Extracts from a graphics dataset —
────────────────

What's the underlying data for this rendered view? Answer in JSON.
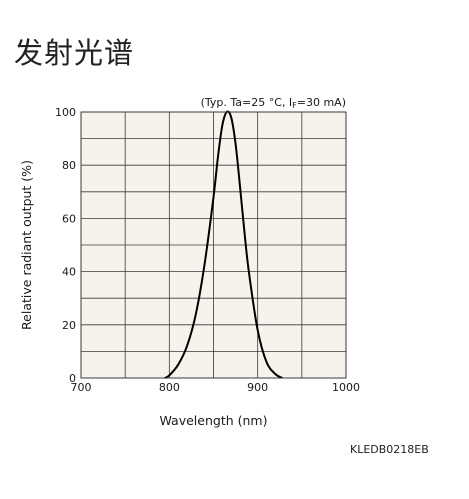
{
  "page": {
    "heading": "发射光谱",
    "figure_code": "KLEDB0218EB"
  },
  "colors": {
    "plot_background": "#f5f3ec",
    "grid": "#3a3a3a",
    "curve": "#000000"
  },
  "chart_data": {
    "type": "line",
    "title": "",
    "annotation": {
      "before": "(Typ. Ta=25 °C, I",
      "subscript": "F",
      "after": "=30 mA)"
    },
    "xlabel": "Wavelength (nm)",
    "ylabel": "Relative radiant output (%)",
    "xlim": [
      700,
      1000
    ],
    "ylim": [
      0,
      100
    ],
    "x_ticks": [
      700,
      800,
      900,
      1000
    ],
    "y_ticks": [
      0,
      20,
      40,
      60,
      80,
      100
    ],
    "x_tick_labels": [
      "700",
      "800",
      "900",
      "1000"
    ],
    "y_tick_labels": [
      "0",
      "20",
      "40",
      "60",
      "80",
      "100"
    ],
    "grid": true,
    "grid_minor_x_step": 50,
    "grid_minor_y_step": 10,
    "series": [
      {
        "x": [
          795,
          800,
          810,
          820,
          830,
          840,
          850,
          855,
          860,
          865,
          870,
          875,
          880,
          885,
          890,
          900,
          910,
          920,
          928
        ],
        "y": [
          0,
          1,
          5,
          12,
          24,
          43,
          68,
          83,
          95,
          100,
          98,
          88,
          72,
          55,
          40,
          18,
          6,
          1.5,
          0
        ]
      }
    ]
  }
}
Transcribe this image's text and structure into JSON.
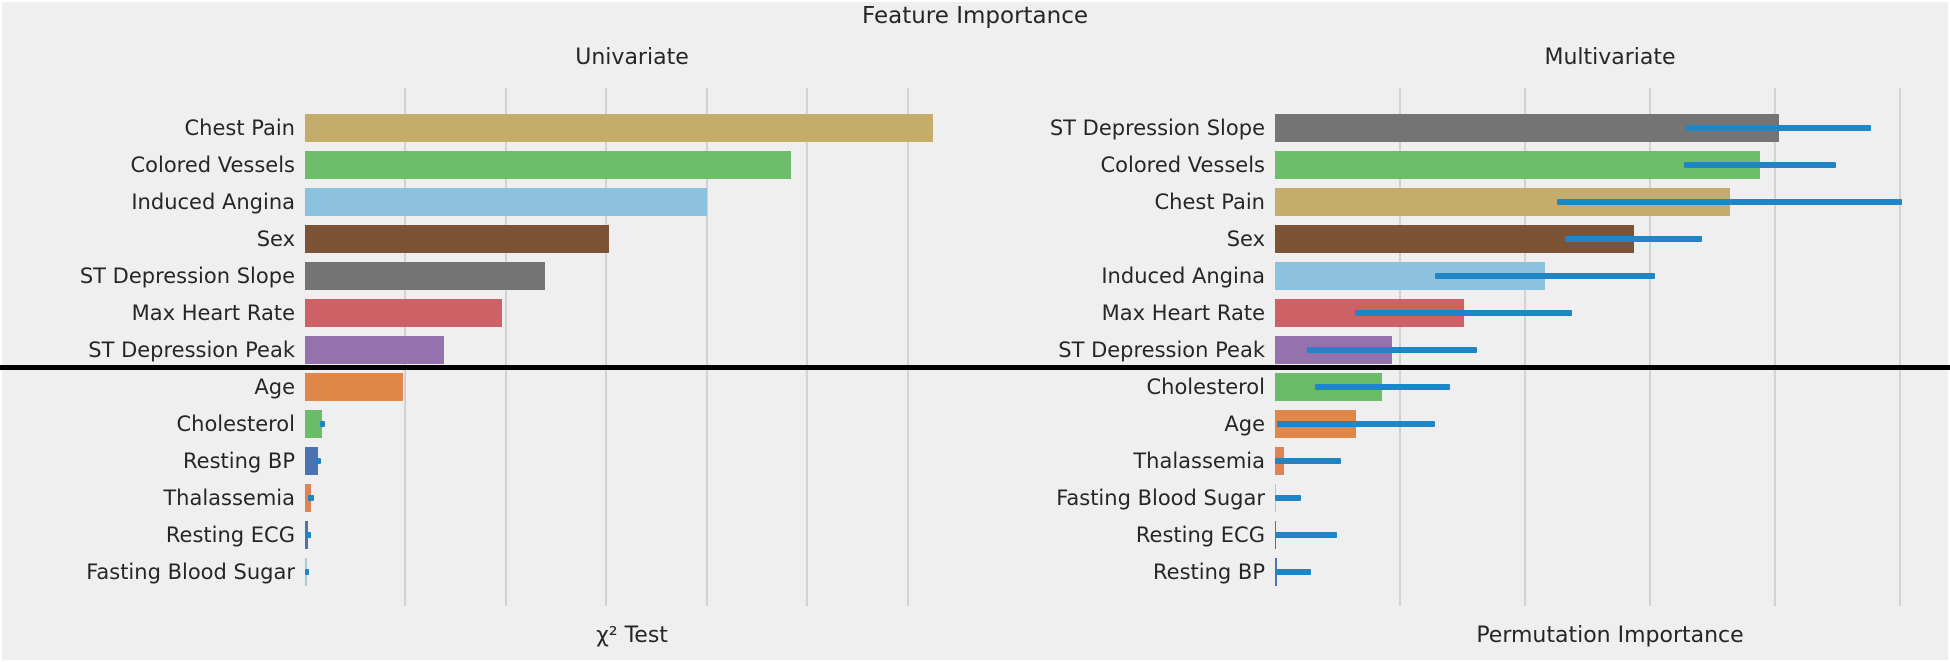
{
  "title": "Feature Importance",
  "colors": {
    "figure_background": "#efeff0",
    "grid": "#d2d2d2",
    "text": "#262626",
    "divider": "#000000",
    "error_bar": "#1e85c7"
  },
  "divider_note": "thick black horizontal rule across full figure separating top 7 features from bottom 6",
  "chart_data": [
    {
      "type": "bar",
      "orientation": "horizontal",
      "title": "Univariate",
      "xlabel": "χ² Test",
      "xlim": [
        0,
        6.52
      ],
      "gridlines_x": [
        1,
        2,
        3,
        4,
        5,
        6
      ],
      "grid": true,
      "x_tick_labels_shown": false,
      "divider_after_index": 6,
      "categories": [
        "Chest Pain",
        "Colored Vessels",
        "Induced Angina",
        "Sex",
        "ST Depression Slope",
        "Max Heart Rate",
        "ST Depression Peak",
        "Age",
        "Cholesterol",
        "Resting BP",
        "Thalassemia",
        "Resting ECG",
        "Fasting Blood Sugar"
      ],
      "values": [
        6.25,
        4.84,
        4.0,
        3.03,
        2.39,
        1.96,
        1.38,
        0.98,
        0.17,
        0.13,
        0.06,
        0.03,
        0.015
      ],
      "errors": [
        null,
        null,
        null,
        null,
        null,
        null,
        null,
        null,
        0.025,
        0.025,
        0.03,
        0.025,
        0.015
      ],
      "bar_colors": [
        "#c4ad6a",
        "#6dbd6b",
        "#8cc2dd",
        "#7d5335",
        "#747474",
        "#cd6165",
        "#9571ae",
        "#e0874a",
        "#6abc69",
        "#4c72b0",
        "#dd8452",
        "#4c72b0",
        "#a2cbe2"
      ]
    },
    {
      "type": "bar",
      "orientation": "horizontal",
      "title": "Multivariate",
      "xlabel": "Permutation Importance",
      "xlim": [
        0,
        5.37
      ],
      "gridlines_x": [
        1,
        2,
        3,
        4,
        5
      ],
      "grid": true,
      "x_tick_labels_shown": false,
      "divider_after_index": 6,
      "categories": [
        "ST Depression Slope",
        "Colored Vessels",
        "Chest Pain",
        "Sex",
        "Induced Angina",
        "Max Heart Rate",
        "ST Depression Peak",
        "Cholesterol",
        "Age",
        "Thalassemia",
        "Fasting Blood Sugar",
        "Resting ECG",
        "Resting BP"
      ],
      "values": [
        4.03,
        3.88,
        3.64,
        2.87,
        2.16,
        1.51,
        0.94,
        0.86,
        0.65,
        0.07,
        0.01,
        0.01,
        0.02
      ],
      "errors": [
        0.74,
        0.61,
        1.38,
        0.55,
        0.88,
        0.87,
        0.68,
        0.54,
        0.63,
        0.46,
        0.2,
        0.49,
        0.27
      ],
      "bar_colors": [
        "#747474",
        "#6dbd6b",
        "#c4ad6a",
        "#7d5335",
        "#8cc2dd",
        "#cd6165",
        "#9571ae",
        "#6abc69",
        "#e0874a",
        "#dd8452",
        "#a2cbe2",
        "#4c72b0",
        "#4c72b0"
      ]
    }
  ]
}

────────────────

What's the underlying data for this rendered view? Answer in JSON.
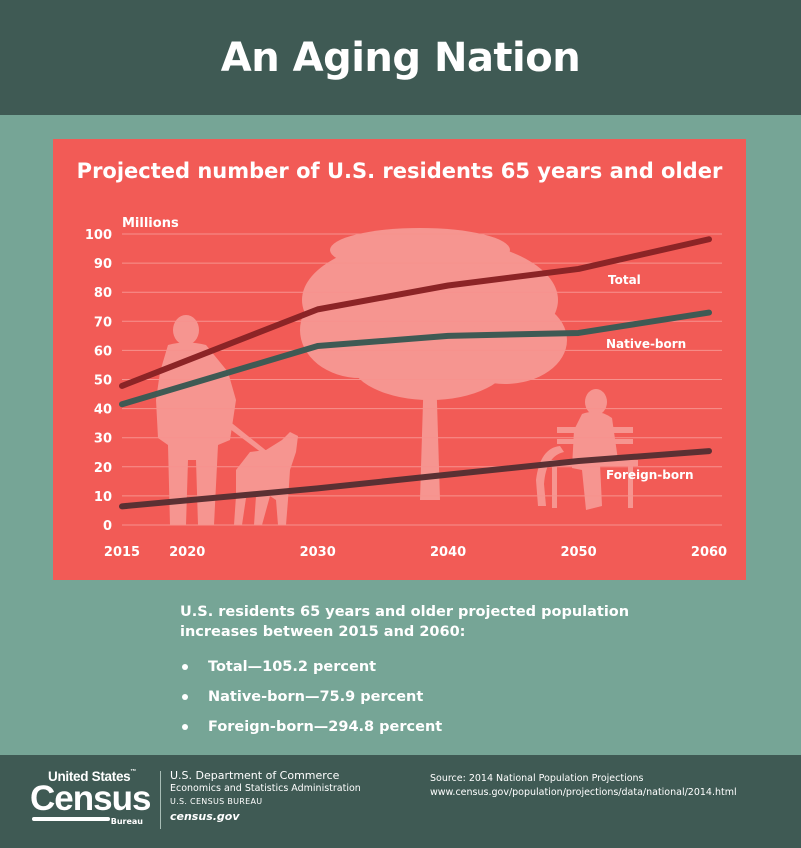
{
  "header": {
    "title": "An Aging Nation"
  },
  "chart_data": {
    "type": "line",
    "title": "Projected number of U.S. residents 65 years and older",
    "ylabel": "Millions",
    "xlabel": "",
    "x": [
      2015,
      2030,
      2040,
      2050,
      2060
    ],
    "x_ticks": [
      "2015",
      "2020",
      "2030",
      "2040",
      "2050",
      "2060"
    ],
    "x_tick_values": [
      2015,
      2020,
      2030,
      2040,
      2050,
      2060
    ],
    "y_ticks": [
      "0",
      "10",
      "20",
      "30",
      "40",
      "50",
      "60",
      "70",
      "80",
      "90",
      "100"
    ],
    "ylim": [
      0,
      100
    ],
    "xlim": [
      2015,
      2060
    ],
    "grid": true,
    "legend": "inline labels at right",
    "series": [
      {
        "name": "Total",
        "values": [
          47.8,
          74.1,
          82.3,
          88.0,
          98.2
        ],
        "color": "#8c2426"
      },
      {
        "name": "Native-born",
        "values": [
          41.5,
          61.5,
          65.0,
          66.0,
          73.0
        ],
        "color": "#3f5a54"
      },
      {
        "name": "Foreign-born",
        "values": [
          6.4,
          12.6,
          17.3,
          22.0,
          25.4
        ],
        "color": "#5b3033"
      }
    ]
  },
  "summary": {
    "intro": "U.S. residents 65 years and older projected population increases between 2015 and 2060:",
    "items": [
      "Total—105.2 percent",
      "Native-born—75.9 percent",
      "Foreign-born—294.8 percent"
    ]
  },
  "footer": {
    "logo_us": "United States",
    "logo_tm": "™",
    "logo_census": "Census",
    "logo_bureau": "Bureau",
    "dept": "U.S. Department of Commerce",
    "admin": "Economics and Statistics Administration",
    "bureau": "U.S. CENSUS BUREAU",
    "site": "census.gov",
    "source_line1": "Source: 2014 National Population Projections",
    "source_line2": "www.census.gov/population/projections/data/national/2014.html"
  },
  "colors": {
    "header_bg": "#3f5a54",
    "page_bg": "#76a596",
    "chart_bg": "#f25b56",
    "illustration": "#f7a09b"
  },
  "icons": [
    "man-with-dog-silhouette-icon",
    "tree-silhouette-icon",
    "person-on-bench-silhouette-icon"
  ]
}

────────────────

REQUIREMENT — Each line above that holds the string "text" should be copied and shown.

TASK RESPONSE —
Transcribe this image's text and structure into JSON.
    "text": "#262626",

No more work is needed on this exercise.